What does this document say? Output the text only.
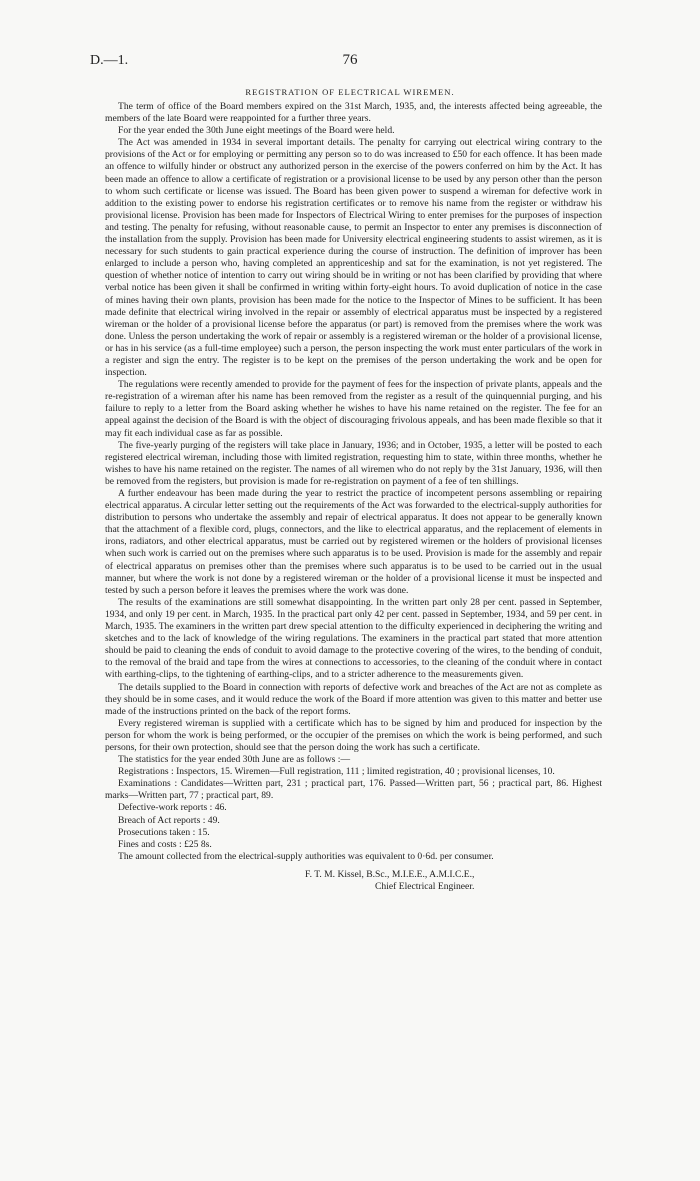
D.—1.	76
REGISTRATION OF ELECTRICAL WIREMEN.

The term of office of the Board members expired on the 31st March, 1935, and, the interests affected being agreeable, the members of the late Board were reappointed for a further three years.

For the year ended the 30th June eight meetings of the Board were held.

The Act was amended in 1934 in several important details. The penalty for carrying out electrical wiring contrary to the provisions of the Act or for employing or permitting any person so to do was increased to £50 for each offence. It has been made an offence to wilfully hinder or obstruct any authorized person in the exercise of the powers conferred on him by the Act. It has been made an offence to allow a certificate of registration or a provisional license to be used by any person other than the person to whom such certificate or license was issued. The Board has been given power to suspend a wireman for defective work in addition to the existing power to endorse his registration certificates or to remove his name from the register or withdraw his provisional license. Provision has been made for Inspectors of Electrical Wiring to enter premises for the purposes of inspection and testing. The penalty for refusing, without reasonable cause, to permit an Inspector to enter any premises is disconnection of the installation from the supply. Provision has been made for University electrical engineering students to assist wiremen, as it is necessary for such students to gain practical experience during the course of instruction. The definition of improver has been enlarged to include a person who, having completed an apprenticeship and sat for the examination, is not yet registered. The question of whether notice of intention to carry out wiring should be in writing or not has been clarified by providing that where verbal notice has been given it shall be confirmed in writing within forty-eight hours. To avoid duplication of notice in the case of mines having their own plants, provision has been made for the notice to the Inspector of Mines to be sufficient. It has been made definite that electrical wiring involved in the repair or assembly of electrical apparatus must be inspected by a registered wireman or the holder of a provisional license before the apparatus (or part) is removed from the premises where the work was done. Unless the person undertaking the work of repair or assembly is a registered wireman or the holder of a provisional license, or has in his service (as a full-time employee) such a person, the person inspecting the work must enter particulars of the work in a register and sign the entry. The register is to be kept on the premises of the person undertaking the work and be open for inspection.

The regulations were recently amended to provide for the payment of fees for the inspection of private plants, appeals and the re-registration of a wireman after his name has been removed from the register as a result of the quinquennial purging, and his failure to reply to a letter from the Board asking whether he wishes to have his name retained on the register. The fee for an appeal against the decision of the Board is with the object of discouraging frivolous appeals, and has been made flexible so that it may fit each individual case as far as possible.

The five-yearly purging of the registers will take place in January, 1936; and in October, 1935, a letter will be posted to each registered electrical wireman, including those with limited registration, requesting him to state, within three months, whether he wishes to have his name retained on the register. The names of all wiremen who do not reply by the 31st January, 1936, will then be removed from the registers, but provision is made for re-registration on payment of a fee of ten shillings.

A further endeavour has been made during the year to restrict the practice of incompetent persons assembling or repairing electrical apparatus. A circular letter setting out the requirements of the Act was forwarded to the electrical-supply authorities for distribution to persons who undertake the assembly and repair of electrical apparatus. It does not appear to be generally known that the attachment of a flexible cord, plugs, connectors, and the like to electrical apparatus, and the replacement of elements in irons, radiators, and other electrical apparatus, must be carried out by registered wiremen or the holders of provisional licenses when such work is carried out on the premises where such apparatus is to be used. Provision is made for the assembly and repair of electrical apparatus on premises other than the premises where such apparatus is to be used to be carried out in the usual manner, but where the work is not done by a registered wireman or the holder of a provisional license it must be inspected and tested by such a person before it leaves the premises where the work was done.

The results of the examinations are still somewhat disappointing. In the written part only 28 per cent. passed in September, 1934, and only 19 per cent. in March, 1935. In the practical part only 42 per cent. passed in September, 1934, and 59 per cent. in March, 1935. The examiners in the written part drew special attention to the difficulty experienced in deciphering the writing and sketches and to the lack of knowledge of the wiring regulations. The examiners in the practical part stated that more attention should be paid to cleaning the ends of conduit to avoid damage to the protective covering of the wires, to the bending of conduit, to the removal of the braid and tape from the wires at connections to accessories, to the cleaning of the conduit where in contact with earthing-clips, to the tightening of earthing-clips, and to a stricter adherence to the measurements given.

The details supplied to the Board in connection with reports of defective work and breaches of the Act are not as complete as they should be in some cases, and it would reduce the work of the Board if more attention was given to this matter and better use made of the instructions printed on the back of the report forms.

Every registered wireman is supplied with a certificate which has to be signed by him and produced for inspection by the person for whom the work is being performed, or the occupier of the premises on which the work is being performed, and such persons, for their own protection, should see that the person doing the work has such a certificate.

The statistics for the year ended 30th June are as follows :—

Registrations : Inspectors, 15. Wiremen—Full registration, 111 ; limited registration, 40 ; provisional licenses, 10.

Examinations : Candidates—Written part, 231 ; practical part, 176. Passed—Written part, 56 ; practical part, 86. Highest marks—Written part, 77 ; practical part, 89.

Defective-work reports : 46.

Breach of Act reports : 49.

Prosecutions taken : 15.

Fines and costs : £25 8s.

The amount collected from the electrical-supply authorities was equivalent to 0·6d. per consumer.

F. T. M. Kissel, B.Sc., M.I.E.E., A.M.I.C.E.,
Chief Electrical Engineer.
☆ ☆ ☆ ☆ ☆
Images in the data above are to be skipped. Retype all other material exactly.

What does this document say? Output the text only.
D.—1.	76
REGISTRATION OF ELECTRICAL WIREMEN.

The term of office of the Board members expired on the 31st March, 1935, and, the interests affected being agreeable, the members of the late Board were reappointed for a further three years.

For the year ended the 30th June eight meetings of the Board were held.

The Act was amended in 1934 in several important details. The penalty for carrying out electrical wiring contrary to the provisions of the Act or for employing or permitting any person so to do was increased to £50 for each offence. It has been made an offence to wilfully hinder or obstruct any authorized person in the exercise of the powers conferred on him by the Act. It has been made an offence to allow a certificate of registration or a provisional license to be used by any person other than the person to whom such certificate or license was issued. The Board has been given power to suspend a wireman for defective work in addition to the existing power to endorse his registration certificates or to remove his name from the register or withdraw his provisional license. Provision has been made for Inspectors of Electrical Wiring to enter premises for the purposes of inspection and testing. The penalty for refusing, without reasonable cause, to permit an Inspector to enter any premises is disconnection of the installation from the supply. Provision has been made for University electrical engineering students to assist wiremen, as it is necessary for such students to gain practical experience during the course of instruction. The definition of improver has been enlarged to include a person who, having completed an apprenticeship and sat for the examination, is not yet registered. The question of whether notice of intention to carry out wiring should be in writing or not has been clarified by providing that where verbal notice has been given it shall be confirmed in writing within forty-eight hours. To avoid duplication of notice in the case of mines having their own plants, provision has been made for the notice to the Inspector of Mines to be sufficient. It has been made definite that electrical wiring involved in the repair or assembly of electrical apparatus must be inspected by a registered wireman or the holder of a provisional license before the apparatus (or part) is removed from the premises where the work was done. Unless the person undertaking the work of repair or assembly is a registered wireman or the holder of a provisional license, or has in his service (as a full-time employee) such a person, the person inspecting the work must enter particulars of the work in a register and sign the entry. The register is to be kept on the premises of the person undertaking the work and be open for inspection.

The regulations were recently amended to provide for the payment of fees for the inspection of private plants, appeals and the re-registration of a wireman after his name has been removed from the register as a result of the quinquennial purging, and his failure to reply to a letter from the Board asking whether he wishes to have his name retained on the register. The fee for an appeal against the decision of the Board is with the object of discouraging frivolous appeals, and has been made flexible so that it may fit each individual case as far as possible.

The five-yearly purging of the registers will take place in January, 1936; and in October, 1935, a letter will be posted to each registered electrical wireman, including those with limited registration, requesting him to state, within three months, whether he wishes to have his name retained on the register. The names of all wiremen who do not reply by the 31st January, 1936, will then be removed from the registers, but provision is made for re-registration on payment of a fee of ten shillings.

A further endeavour has been made during the year to restrict the practice of incompetent persons assembling or repairing electrical apparatus. A circular letter setting out the requirements of the Act was forwarded to the electrical-supply authorities for distribution to persons who undertake the assembly and repair of electrical apparatus. It does not appear to be generally known that the attachment of a flexible cord, plugs, connectors, and the like to electrical apparatus, and the replacement of elements in irons, radiators, and other electrical apparatus, must be carried out by registered wiremen or the holders of provisional licenses when such work is carried out on the premises where such apparatus is to be used. Provision is made for the assembly and repair of electrical apparatus on premises other than the premises where such apparatus is to be used to be carried out in the usual manner, but where the work is not done by a registered wireman or the holder of a provisional license it must be inspected and tested by such a person before it leaves the premises where the work was done.

The results of the examinations are still somewhat disappointing. In the written part only 28 per cent. passed in September, 1934, and only 19 per cent. in March, 1935. In the practical part only 42 per cent. passed in September, 1934, and 59 per cent. in March, 1935. The examiners in the written part drew special attention to the difficulty experienced in deciphering the writing and sketches and to the lack of knowledge of the wiring regulations. The examiners in the practical part stated that more attention should be paid to cleaning the ends of conduit to avoid damage to the protective covering of the wires, to the bending of conduit, to the removal of the braid and tape from the wires at connections to accessories, to the cleaning of the conduit where in contact with earthing-clips, to the tightening of earthing-clips, and to a stricter adherence to the measurements given.

The details supplied to the Board in connection with reports of defective work and breaches of the Act are not as complete as they should be in some cases, and it would reduce the work of the Board if more attention was given to this matter and better use made of the instructions printed on the back of the report forms.

Every registered wireman is supplied with a certificate which has to be signed by him and produced for inspection by the person for whom the work is being performed, or the occupier of the premises on which the work is being performed, and such persons, for their own protection, should see that the person doing the work has such a certificate.

The statistics for the year ended 30th June are as follows :—

Registrations : Inspectors, 15. Wiremen—Full registration, 111 ; limited registration, 40 ; provisional licenses, 10.

Examinations : Candidates—Written part, 231 ; practical part, 176. Passed—Written part, 56 ; practical part, 86. Highest marks—Written part, 77 ; practical part, 89.

Defective-work reports : 46.

Breach of Act reports : 49.

Prosecutions taken : 15.

Fines and costs : £25 8s.

The amount collected from the electrical-supply authorities was equivalent to 0·6d. per consumer.

F. T. M. Kissel, B.Sc., M.I.E.E., A.M.I.C.E.,
Chief Electrical Engineer.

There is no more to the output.